### Written task:
Your task is to extract every entry that follows word for word while excluding the pictures.

### Provided entries:
— START —
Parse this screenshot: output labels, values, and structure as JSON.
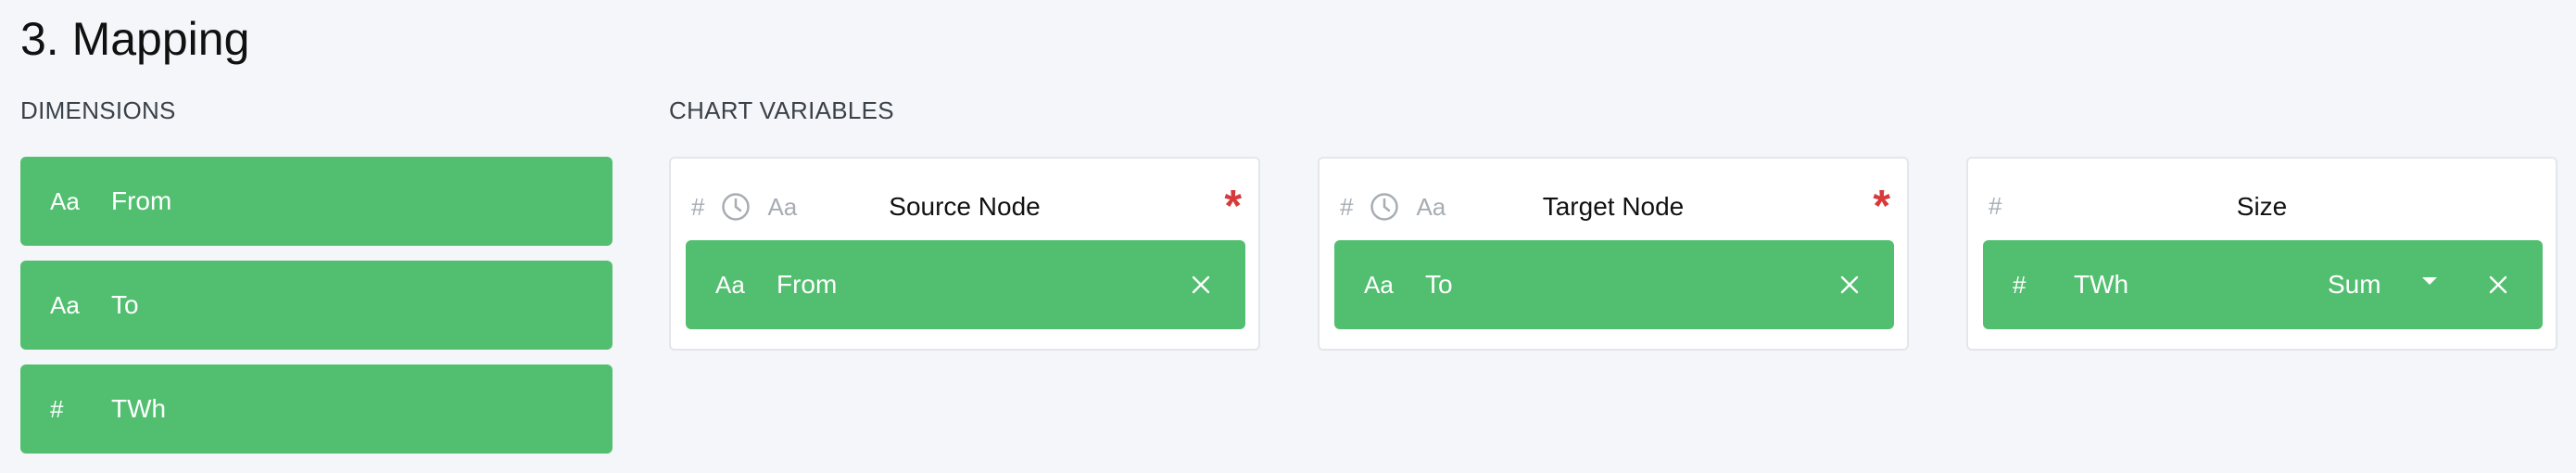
{
  "section": {
    "title": "3. Mapping"
  },
  "dimensions": {
    "label": "DIMENSIONS",
    "items": [
      {
        "type_icon": "Aa",
        "label": "From"
      },
      {
        "type_icon": "Aa",
        "label": "To"
      },
      {
        "type_icon": "#",
        "label": "TWh"
      }
    ]
  },
  "chart_variables": {
    "label": "CHART VARIABLES",
    "cards": [
      {
        "title": "Source Node",
        "accepted_types": [
          "#",
          "clock-icon",
          "Aa"
        ],
        "required": true,
        "required_mark": "*",
        "mapped": {
          "type_icon": "Aa",
          "label": "From"
        }
      },
      {
        "title": "Target Node",
        "accepted_types": [
          "#",
          "clock-icon",
          "Aa"
        ],
        "required": true,
        "required_mark": "*",
        "mapped": {
          "type_icon": "Aa",
          "label": "To"
        }
      },
      {
        "title": "Size",
        "accepted_types": [
          "#"
        ],
        "required": false,
        "mapped": {
          "type_icon": "#",
          "label": "TWh",
          "aggregation": "Sum"
        }
      }
    ]
  },
  "colors": {
    "chip": "#52bf70",
    "required": "#d63a3a",
    "background": "#f4f6f9"
  }
}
— END —
### Answer for the task:
Parse this screenshot: output labels, values, and structure as JSON.
{
  "section": {
    "title": "3. Mapping"
  },
  "dimensions": {
    "label": "DIMENSIONS",
    "items": [
      {
        "type_icon": "Aa",
        "label": "From"
      },
      {
        "type_icon": "Aa",
        "label": "To"
      },
      {
        "type_icon": "#",
        "label": "TWh"
      }
    ]
  },
  "chart_variables": {
    "label": "CHART VARIABLES",
    "cards": [
      {
        "title": "Source Node",
        "accepted_types": [
          "#",
          "clock-icon",
          "Aa"
        ],
        "required": true,
        "required_mark": "*",
        "mapped": {
          "type_icon": "Aa",
          "label": "From"
        }
      },
      {
        "title": "Target Node",
        "accepted_types": [
          "#",
          "clock-icon",
          "Aa"
        ],
        "required": true,
        "required_mark": "*",
        "mapped": {
          "type_icon": "Aa",
          "label": "To"
        }
      },
      {
        "title": "Size",
        "accepted_types": [
          "#"
        ],
        "required": false,
        "mapped": {
          "type_icon": "#",
          "label": "TWh",
          "aggregation": "Sum"
        }
      }
    ]
  },
  "colors": {
    "chip": "#52bf70",
    "required": "#d63a3a",
    "background": "#f4f6f9"
  }
}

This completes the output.